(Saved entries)
<<<<

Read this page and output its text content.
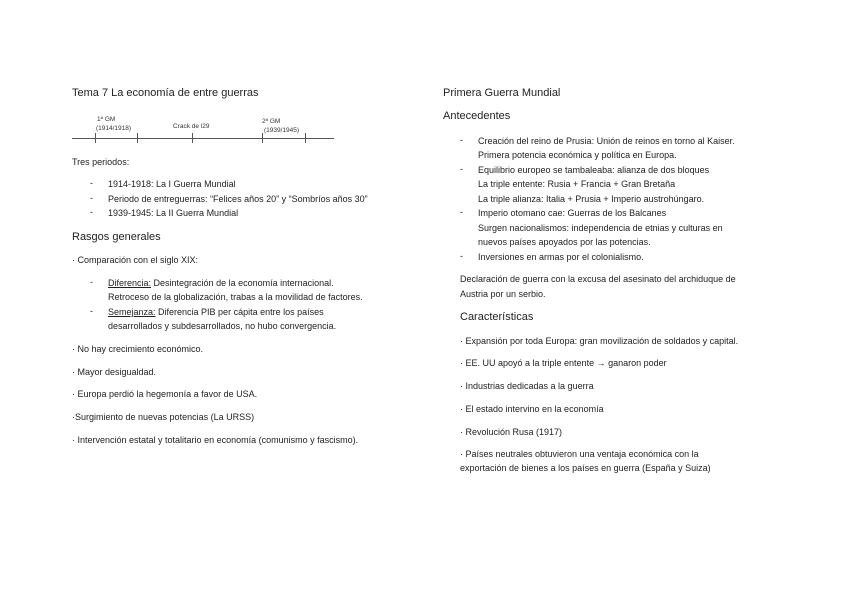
Tema 7 La economía de entre guerras
1ª GM
(1914/1918)	Crack de l29
2ª GM
(1939/1945)
Tres periodos:
- 1914-1918: La I Guerra Mundial
- Periodo de entreguerras: “Felices años 20” y “Sombríos años 30”
- 1939-1945: La II Guerra Mundial
Rasgos generales
· Comparación con el siglo XIX:
- Diferencia: Desintegración de la economía internacional.
Retroceso de la globalización, trabas a la movilidad de factores.
- Semejanza: Diferencia PIB per cápita entre los países
desarrollados y subdesarrollados, no hubo convergencia.
· No hay crecimiento económico.
· Mayor desigualdad.
· Europa perdió la hegemonía a favor de USA.
·Surgimiento de nuevas potencias (La URSS)
· Intervención estatal y totalitario en economía (comunismo y fascismo).
Primera Guerra Mundial
Antecedentes
- Creación del reino de Prusia: Unión de reinos en torno al Kaiser.
Primera potencia económica y política en Europa.
- Equilibrio europeo se tambaleaba: alianza de dos bloques
La triple entente: Rusia + Francia + Gran Bretaña
La triple alianza: Italia + Prusia + Imperio austrohúngaro.
- Imperio otomano cae: Guerras de los Balcanes
Surgen nacionalismos: independencia de etnias y culturas en
nuevos países apoyados por las potencias.
- Inversiones en armas por el colonialismo.
Declaración de guerra con la excusa del asesinato del archiduque de
Austria por un serbio.
Características
· Expansión por toda Europa: gran movilización de soldados y capital.
· EE. UU apoyó a la triple entente → ganaron poder
· Industrias dedicadas a la guerra
· El estado intervino en la economía
· Revolución Rusa (1917)
· Países neutrales obtuvieron una ventaja económica con la
exportación de bienes a los países en guerra (España y Suiza)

>>>>

Look through the data above. Copy every line with the string "alianza" in it.

RESPONSE TO THIS TASK ▸
- Equilibrio europeo se tambaleaba: alianza de dos bloques
La triple alianza: Italia + Prusia + Imperio austrohúngaro.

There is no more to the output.